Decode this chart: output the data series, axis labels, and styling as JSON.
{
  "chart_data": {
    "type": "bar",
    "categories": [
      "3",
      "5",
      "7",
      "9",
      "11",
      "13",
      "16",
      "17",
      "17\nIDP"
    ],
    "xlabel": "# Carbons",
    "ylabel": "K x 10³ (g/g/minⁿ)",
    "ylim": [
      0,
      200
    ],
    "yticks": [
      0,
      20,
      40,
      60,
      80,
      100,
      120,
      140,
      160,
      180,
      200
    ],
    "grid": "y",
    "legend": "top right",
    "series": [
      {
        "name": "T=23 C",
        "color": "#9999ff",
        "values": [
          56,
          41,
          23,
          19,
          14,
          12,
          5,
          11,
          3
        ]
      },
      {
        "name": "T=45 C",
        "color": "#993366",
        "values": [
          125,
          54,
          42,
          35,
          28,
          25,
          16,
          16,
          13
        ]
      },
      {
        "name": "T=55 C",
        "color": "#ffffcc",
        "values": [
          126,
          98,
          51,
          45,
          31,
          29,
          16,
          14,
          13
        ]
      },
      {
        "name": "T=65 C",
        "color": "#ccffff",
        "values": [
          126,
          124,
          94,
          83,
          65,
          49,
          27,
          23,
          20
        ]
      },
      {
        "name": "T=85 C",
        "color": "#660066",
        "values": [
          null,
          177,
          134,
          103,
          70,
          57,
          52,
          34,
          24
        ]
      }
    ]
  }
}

━━━━━━━━━━━━━━━━

Copy out the material above in its entirety. Every detail must match.

Decode this chart: output the data series, axis labels, and styling as JSON.
{
  "chart_data": {
    "type": "bar",
    "categories": [
      "3",
      "5",
      "7",
      "9",
      "11",
      "13",
      "16",
      "17",
      "17\nIDP"
    ],
    "xlabel": "# Carbons",
    "ylabel": "K x 10³ (g/g/minⁿ)",
    "ylim": [
      0,
      200
    ],
    "yticks": [
      0,
      20,
      40,
      60,
      80,
      100,
      120,
      140,
      160,
      180,
      200
    ],
    "grid": "y",
    "legend": "top right",
    "series": [
      {
        "name": "T=23 C",
        "color": "#9999ff",
        "values": [
          56,
          41,
          23,
          19,
          14,
          12,
          5,
          11,
          3
        ]
      },
      {
        "name": "T=45 C",
        "color": "#993366",
        "values": [
          125,
          54,
          42,
          35,
          28,
          25,
          16,
          16,
          13
        ]
      },
      {
        "name": "T=55 C",
        "color": "#ffffcc",
        "values": [
          126,
          98,
          51,
          45,
          31,
          29,
          16,
          14,
          13
        ]
      },
      {
        "name": "T=65 C",
        "color": "#ccffff",
        "values": [
          126,
          124,
          94,
          83,
          65,
          49,
          27,
          23,
          20
        ]
      },
      {
        "name": "T=85 C",
        "color": "#660066",
        "values": [
          null,
          177,
          134,
          103,
          70,
          57,
          52,
          34,
          24
        ]
      }
    ]
  }
}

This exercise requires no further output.